*** DATA TO USE

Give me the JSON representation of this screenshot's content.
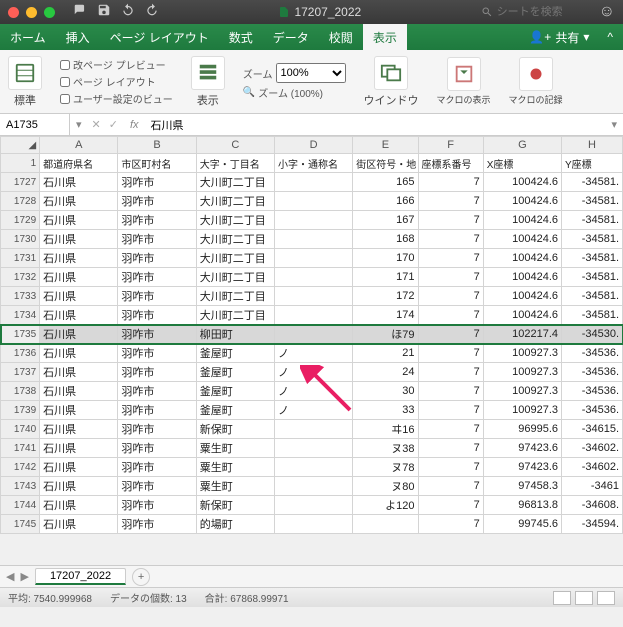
{
  "title": {
    "filename": "17207_2022",
    "search_placeholder": "シートを検索"
  },
  "tabs": {
    "home": "ホーム",
    "insert": "挿入",
    "layout": "ページ レイアウト",
    "formula": "数式",
    "data": "データ",
    "review": "校閲",
    "view": "表示",
    "share": "共有"
  },
  "ribbon": {
    "normal": "標準",
    "pb_preview": "改ページ プレビュー",
    "page_layout": "ページ レイアウト",
    "user_view": "ユーザー設定のビュー",
    "show": "表示",
    "zoom_label": "ズーム",
    "zoom_val": "100%",
    "zoom_full": "ズーム (100%)",
    "window": "ウインドウ",
    "macro_show": "マクロの表示",
    "macro_rec": "マクロの記録"
  },
  "formula_bar": {
    "cell": "A1735",
    "value": "石川県"
  },
  "columns": {
    "row": "1",
    "A": "A",
    "B": "B",
    "C": "C",
    "D": "D",
    "E": "E",
    "F": "F",
    "G": "G",
    "H": "H"
  },
  "headers": {
    "A": "都道府県名",
    "B": "市区町村名",
    "C": "大字・丁目名",
    "D": "小字・通称名",
    "E": "街区符号・地",
    "F": "座標系番号",
    "G": "X座標",
    "H": "Y座標"
  },
  "rows": [
    {
      "n": "1727",
      "A": "石川県",
      "B": "羽咋市",
      "C": "大川町二丁目",
      "D": "",
      "E": "165",
      "F": "7",
      "G": "100424.6",
      "H": "-34581."
    },
    {
      "n": "1728",
      "A": "石川県",
      "B": "羽咋市",
      "C": "大川町二丁目",
      "D": "",
      "E": "166",
      "F": "7",
      "G": "100424.6",
      "H": "-34581."
    },
    {
      "n": "1729",
      "A": "石川県",
      "B": "羽咋市",
      "C": "大川町二丁目",
      "D": "",
      "E": "167",
      "F": "7",
      "G": "100424.6",
      "H": "-34581."
    },
    {
      "n": "1730",
      "A": "石川県",
      "B": "羽咋市",
      "C": "大川町二丁目",
      "D": "",
      "E": "168",
      "F": "7",
      "G": "100424.6",
      "H": "-34581."
    },
    {
      "n": "1731",
      "A": "石川県",
      "B": "羽咋市",
      "C": "大川町二丁目",
      "D": "",
      "E": "170",
      "F": "7",
      "G": "100424.6",
      "H": "-34581."
    },
    {
      "n": "1732",
      "A": "石川県",
      "B": "羽咋市",
      "C": "大川町二丁目",
      "D": "",
      "E": "171",
      "F": "7",
      "G": "100424.6",
      "H": "-34581."
    },
    {
      "n": "1733",
      "A": "石川県",
      "B": "羽咋市",
      "C": "大川町二丁目",
      "D": "",
      "E": "172",
      "F": "7",
      "G": "100424.6",
      "H": "-34581."
    },
    {
      "n": "1734",
      "A": "石川県",
      "B": "羽咋市",
      "C": "大川町二丁目",
      "D": "",
      "E": "174",
      "F": "7",
      "G": "100424.6",
      "H": "-34581."
    },
    {
      "n": "1735",
      "A": "石川県",
      "B": "羽咋市",
      "C": "柳田町",
      "D": "",
      "E": "ほ79",
      "F": "7",
      "G": "102217.4",
      "H": "-34530.",
      "sel": true
    },
    {
      "n": "1736",
      "A": "石川県",
      "B": "羽咋市",
      "C": "釜屋町",
      "D": "ノ",
      "E": "21",
      "F": "7",
      "G": "100927.3",
      "H": "-34536."
    },
    {
      "n": "1737",
      "A": "石川県",
      "B": "羽咋市",
      "C": "釜屋町",
      "D": "ノ",
      "E": "24",
      "F": "7",
      "G": "100927.3",
      "H": "-34536."
    },
    {
      "n": "1738",
      "A": "石川県",
      "B": "羽咋市",
      "C": "釜屋町",
      "D": "ノ",
      "E": "30",
      "F": "7",
      "G": "100927.3",
      "H": "-34536."
    },
    {
      "n": "1739",
      "A": "石川県",
      "B": "羽咋市",
      "C": "釜屋町",
      "D": "ノ",
      "E": "33",
      "F": "7",
      "G": "100927.3",
      "H": "-34536."
    },
    {
      "n": "1740",
      "A": "石川県",
      "B": "羽咋市",
      "C": "新保町",
      "D": "",
      "E": "ヰ16",
      "F": "7",
      "G": "96995.6",
      "H": "-34615."
    },
    {
      "n": "1741",
      "A": "石川県",
      "B": "羽咋市",
      "C": "粟生町",
      "D": "",
      "E": "ヌ38",
      "F": "7",
      "G": "97423.6",
      "H": "-34602."
    },
    {
      "n": "1742",
      "A": "石川県",
      "B": "羽咋市",
      "C": "粟生町",
      "D": "",
      "E": "ヌ78",
      "F": "7",
      "G": "97423.6",
      "H": "-34602."
    },
    {
      "n": "1743",
      "A": "石川県",
      "B": "羽咋市",
      "C": "粟生町",
      "D": "",
      "E": "ヌ80",
      "F": "7",
      "G": "97458.3",
      "H": "-3461"
    },
    {
      "n": "1744",
      "A": "石川県",
      "B": "羽咋市",
      "C": "新保町",
      "D": "",
      "E": "よ120",
      "F": "7",
      "G": "96813.8",
      "H": "-34608."
    },
    {
      "n": "1745",
      "A": "石川県",
      "B": "羽咋市",
      "C": "的場町",
      "D": "",
      "E": "",
      "F": "7",
      "G": "99745.6",
      "H": "-34594."
    }
  ],
  "sheet_tab": "17207_2022",
  "status": {
    "avg": "平均: 7540.999968",
    "count": "データの個数: 13",
    "sum": "合計: 67868.99971"
  }
}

******

_SET PROBLEM_
In the copy, include no pictures; restate the listing above exactly.

_OUTPUT BELOW_
Give me the JSON representation of this screenshot's content.
{
  "title": {
    "filename": "17207_2022",
    "search_placeholder": "シートを検索"
  },
  "tabs": {
    "home": "ホーム",
    "insert": "挿入",
    "layout": "ページ レイアウト",
    "formula": "数式",
    "data": "データ",
    "review": "校閲",
    "view": "表示",
    "share": "共有"
  },
  "ribbon": {
    "normal": "標準",
    "pb_preview": "改ページ プレビュー",
    "page_layout": "ページ レイアウト",
    "user_view": "ユーザー設定のビュー",
    "show": "表示",
    "zoom_label": "ズーム",
    "zoom_val": "100%",
    "zoom_full": "ズーム (100%)",
    "window": "ウインドウ",
    "macro_show": "マクロの表示",
    "macro_rec": "マクロの記録"
  },
  "formula_bar": {
    "cell": "A1735",
    "value": "石川県"
  },
  "columns": {
    "row": "1",
    "A": "A",
    "B": "B",
    "C": "C",
    "D": "D",
    "E": "E",
    "F": "F",
    "G": "G",
    "H": "H"
  },
  "headers": {
    "A": "都道府県名",
    "B": "市区町村名",
    "C": "大字・丁目名",
    "D": "小字・通称名",
    "E": "街区符号・地",
    "F": "座標系番号",
    "G": "X座標",
    "H": "Y座標"
  },
  "rows": [
    {
      "n": "1727",
      "A": "石川県",
      "B": "羽咋市",
      "C": "大川町二丁目",
      "D": "",
      "E": "165",
      "F": "7",
      "G": "100424.6",
      "H": "-34581."
    },
    {
      "n": "1728",
      "A": "石川県",
      "B": "羽咋市",
      "C": "大川町二丁目",
      "D": "",
      "E": "166",
      "F": "7",
      "G": "100424.6",
      "H": "-34581."
    },
    {
      "n": "1729",
      "A": "石川県",
      "B": "羽咋市",
      "C": "大川町二丁目",
      "D": "",
      "E": "167",
      "F": "7",
      "G": "100424.6",
      "H": "-34581."
    },
    {
      "n": "1730",
      "A": "石川県",
      "B": "羽咋市",
      "C": "大川町二丁目",
      "D": "",
      "E": "168",
      "F": "7",
      "G": "100424.6",
      "H": "-34581."
    },
    {
      "n": "1731",
      "A": "石川県",
      "B": "羽咋市",
      "C": "大川町二丁目",
      "D": "",
      "E": "170",
      "F": "7",
      "G": "100424.6",
      "H": "-34581."
    },
    {
      "n": "1732",
      "A": "石川県",
      "B": "羽咋市",
      "C": "大川町二丁目",
      "D": "",
      "E": "171",
      "F": "7",
      "G": "100424.6",
      "H": "-34581."
    },
    {
      "n": "1733",
      "A": "石川県",
      "B": "羽咋市",
      "C": "大川町二丁目",
      "D": "",
      "E": "172",
      "F": "7",
      "G": "100424.6",
      "H": "-34581."
    },
    {
      "n": "1734",
      "A": "石川県",
      "B": "羽咋市",
      "C": "大川町二丁目",
      "D": "",
      "E": "174",
      "F": "7",
      "G": "100424.6",
      "H": "-34581."
    },
    {
      "n": "1735",
      "A": "石川県",
      "B": "羽咋市",
      "C": "柳田町",
      "D": "",
      "E": "ほ79",
      "F": "7",
      "G": "102217.4",
      "H": "-34530.",
      "sel": true
    },
    {
      "n": "1736",
      "A": "石川県",
      "B": "羽咋市",
      "C": "釜屋町",
      "D": "ノ",
      "E": "21",
      "F": "7",
      "G": "100927.3",
      "H": "-34536."
    },
    {
      "n": "1737",
      "A": "石川県",
      "B": "羽咋市",
      "C": "釜屋町",
      "D": "ノ",
      "E": "24",
      "F": "7",
      "G": "100927.3",
      "H": "-34536."
    },
    {
      "n": "1738",
      "A": "石川県",
      "B": "羽咋市",
      "C": "釜屋町",
      "D": "ノ",
      "E": "30",
      "F": "7",
      "G": "100927.3",
      "H": "-34536."
    },
    {
      "n": "1739",
      "A": "石川県",
      "B": "羽咋市",
      "C": "釜屋町",
      "D": "ノ",
      "E": "33",
      "F": "7",
      "G": "100927.3",
      "H": "-34536."
    },
    {
      "n": "1740",
      "A": "石川県",
      "B": "羽咋市",
      "C": "新保町",
      "D": "",
      "E": "ヰ16",
      "F": "7",
      "G": "96995.6",
      "H": "-34615."
    },
    {
      "n": "1741",
      "A": "石川県",
      "B": "羽咋市",
      "C": "粟生町",
      "D": "",
      "E": "ヌ38",
      "F": "7",
      "G": "97423.6",
      "H": "-34602."
    },
    {
      "n": "1742",
      "A": "石川県",
      "B": "羽咋市",
      "C": "粟生町",
      "D": "",
      "E": "ヌ78",
      "F": "7",
      "G": "97423.6",
      "H": "-34602."
    },
    {
      "n": "1743",
      "A": "石川県",
      "B": "羽咋市",
      "C": "粟生町",
      "D": "",
      "E": "ヌ80",
      "F": "7",
      "G": "97458.3",
      "H": "-3461"
    },
    {
      "n": "1744",
      "A": "石川県",
      "B": "羽咋市",
      "C": "新保町",
      "D": "",
      "E": "よ120",
      "F": "7",
      "G": "96813.8",
      "H": "-34608."
    },
    {
      "n": "1745",
      "A": "石川県",
      "B": "羽咋市",
      "C": "的場町",
      "D": "",
      "E": "",
      "F": "7",
      "G": "99745.6",
      "H": "-34594."
    }
  ],
  "sheet_tab": "17207_2022",
  "status": {
    "avg": "平均: 7540.999968",
    "count": "データの個数: 13",
    "sum": "合計: 67868.99971"
  }
}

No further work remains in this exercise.